Task statement:
Transcribe the records that follow in their entirety, omitting any pictures.

Data for this task:
• • • •
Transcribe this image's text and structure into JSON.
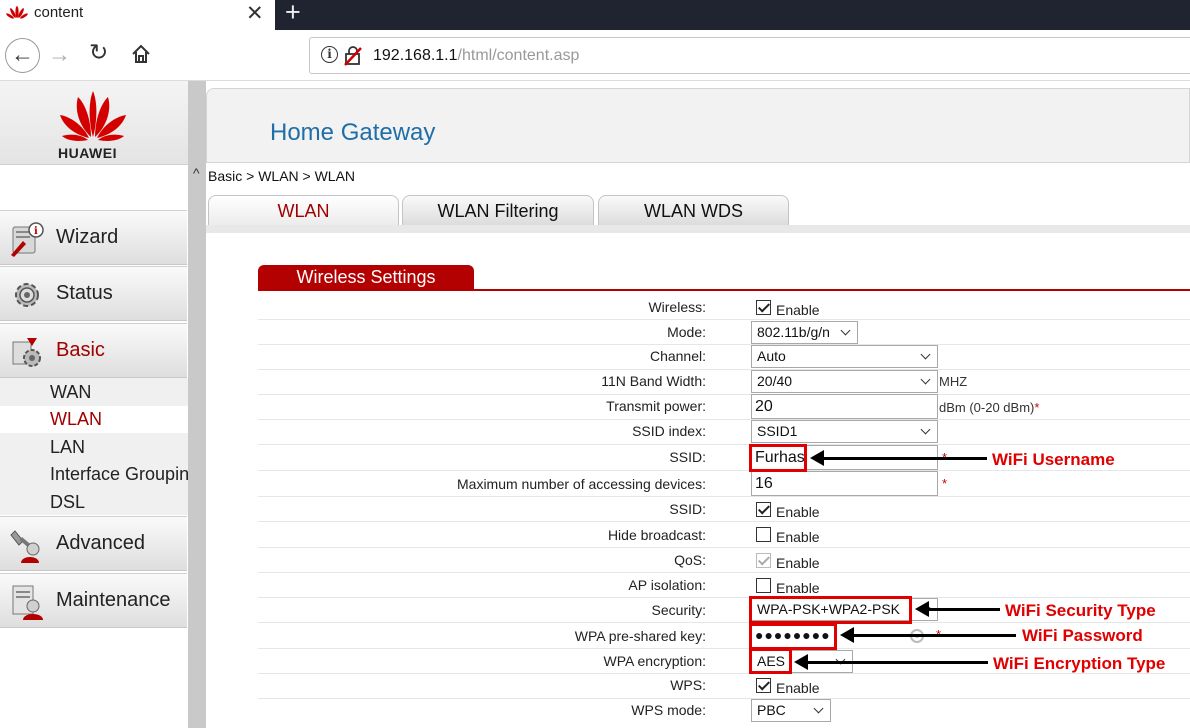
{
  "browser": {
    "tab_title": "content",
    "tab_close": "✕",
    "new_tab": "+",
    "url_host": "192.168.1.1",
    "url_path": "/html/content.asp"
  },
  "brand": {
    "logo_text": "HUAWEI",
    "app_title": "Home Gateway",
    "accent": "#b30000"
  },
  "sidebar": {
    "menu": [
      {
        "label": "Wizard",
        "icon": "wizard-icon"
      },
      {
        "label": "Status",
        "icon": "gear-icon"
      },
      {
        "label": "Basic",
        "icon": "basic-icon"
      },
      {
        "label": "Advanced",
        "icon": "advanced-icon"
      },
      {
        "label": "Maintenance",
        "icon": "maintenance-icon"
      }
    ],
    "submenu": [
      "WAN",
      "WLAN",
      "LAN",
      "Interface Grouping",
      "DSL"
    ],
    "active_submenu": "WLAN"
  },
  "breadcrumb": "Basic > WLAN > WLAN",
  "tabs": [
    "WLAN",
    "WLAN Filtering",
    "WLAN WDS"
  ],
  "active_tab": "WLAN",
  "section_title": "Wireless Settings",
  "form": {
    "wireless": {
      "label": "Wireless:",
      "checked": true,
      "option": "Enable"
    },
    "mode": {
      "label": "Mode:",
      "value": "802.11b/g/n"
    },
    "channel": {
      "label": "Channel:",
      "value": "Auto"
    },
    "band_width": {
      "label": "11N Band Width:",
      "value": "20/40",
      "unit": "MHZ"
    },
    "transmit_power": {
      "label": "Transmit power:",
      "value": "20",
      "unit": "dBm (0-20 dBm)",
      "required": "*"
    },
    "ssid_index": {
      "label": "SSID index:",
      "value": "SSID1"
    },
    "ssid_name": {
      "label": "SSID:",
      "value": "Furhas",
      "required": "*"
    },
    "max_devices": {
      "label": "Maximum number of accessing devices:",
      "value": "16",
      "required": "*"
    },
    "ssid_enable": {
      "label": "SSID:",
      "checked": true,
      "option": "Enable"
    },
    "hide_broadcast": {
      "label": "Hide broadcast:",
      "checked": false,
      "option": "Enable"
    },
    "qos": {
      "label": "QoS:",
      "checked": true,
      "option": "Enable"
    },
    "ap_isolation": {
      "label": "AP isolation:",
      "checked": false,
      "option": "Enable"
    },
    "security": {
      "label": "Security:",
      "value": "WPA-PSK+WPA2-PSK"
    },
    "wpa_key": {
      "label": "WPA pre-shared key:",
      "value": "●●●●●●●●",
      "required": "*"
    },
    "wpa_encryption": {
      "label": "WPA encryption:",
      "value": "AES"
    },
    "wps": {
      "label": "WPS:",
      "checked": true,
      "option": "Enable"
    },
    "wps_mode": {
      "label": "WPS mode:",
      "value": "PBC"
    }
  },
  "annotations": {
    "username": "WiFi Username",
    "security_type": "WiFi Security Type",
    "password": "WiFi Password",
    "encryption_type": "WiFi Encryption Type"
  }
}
• • • •
Full output:
Transcribe this image's text and structure into JSON.
{
  "browser": {
    "tab_title": "content",
    "tab_close": "✕",
    "new_tab": "+",
    "url_host": "192.168.1.1",
    "url_path": "/html/content.asp"
  },
  "brand": {
    "logo_text": "HUAWEI",
    "app_title": "Home Gateway",
    "accent": "#b30000"
  },
  "sidebar": {
    "menu": [
      {
        "label": "Wizard",
        "icon": "wizard-icon"
      },
      {
        "label": "Status",
        "icon": "gear-icon"
      },
      {
        "label": "Basic",
        "icon": "basic-icon"
      },
      {
        "label": "Advanced",
        "icon": "advanced-icon"
      },
      {
        "label": "Maintenance",
        "icon": "maintenance-icon"
      }
    ],
    "submenu": [
      "WAN",
      "WLAN",
      "LAN",
      "Interface Grouping",
      "DSL"
    ],
    "active_submenu": "WLAN"
  },
  "breadcrumb": "Basic > WLAN > WLAN",
  "tabs": [
    "WLAN",
    "WLAN Filtering",
    "WLAN WDS"
  ],
  "active_tab": "WLAN",
  "section_title": "Wireless Settings",
  "form": {
    "wireless": {
      "label": "Wireless:",
      "checked": true,
      "option": "Enable"
    },
    "mode": {
      "label": "Mode:",
      "value": "802.11b/g/n"
    },
    "channel": {
      "label": "Channel:",
      "value": "Auto"
    },
    "band_width": {
      "label": "11N Band Width:",
      "value": "20/40",
      "unit": "MHZ"
    },
    "transmit_power": {
      "label": "Transmit power:",
      "value": "20",
      "unit": "dBm (0-20 dBm)",
      "required": "*"
    },
    "ssid_index": {
      "label": "SSID index:",
      "value": "SSID1"
    },
    "ssid_name": {
      "label": "SSID:",
      "value": "Furhas",
      "required": "*"
    },
    "max_devices": {
      "label": "Maximum number of accessing devices:",
      "value": "16",
      "required": "*"
    },
    "ssid_enable": {
      "label": "SSID:",
      "checked": true,
      "option": "Enable"
    },
    "hide_broadcast": {
      "label": "Hide broadcast:",
      "checked": false,
      "option": "Enable"
    },
    "qos": {
      "label": "QoS:",
      "checked": true,
      "option": "Enable"
    },
    "ap_isolation": {
      "label": "AP isolation:",
      "checked": false,
      "option": "Enable"
    },
    "security": {
      "label": "Security:",
      "value": "WPA-PSK+WPA2-PSK"
    },
    "wpa_key": {
      "label": "WPA pre-shared key:",
      "value": "●●●●●●●●",
      "required": "*"
    },
    "wpa_encryption": {
      "label": "WPA encryption:",
      "value": "AES"
    },
    "wps": {
      "label": "WPS:",
      "checked": true,
      "option": "Enable"
    },
    "wps_mode": {
      "label": "WPS mode:",
      "value": "PBC"
    }
  },
  "annotations": {
    "username": "WiFi Username",
    "security_type": "WiFi Security Type",
    "password": "WiFi Password",
    "encryption_type": "WiFi Encryption Type"
  }
}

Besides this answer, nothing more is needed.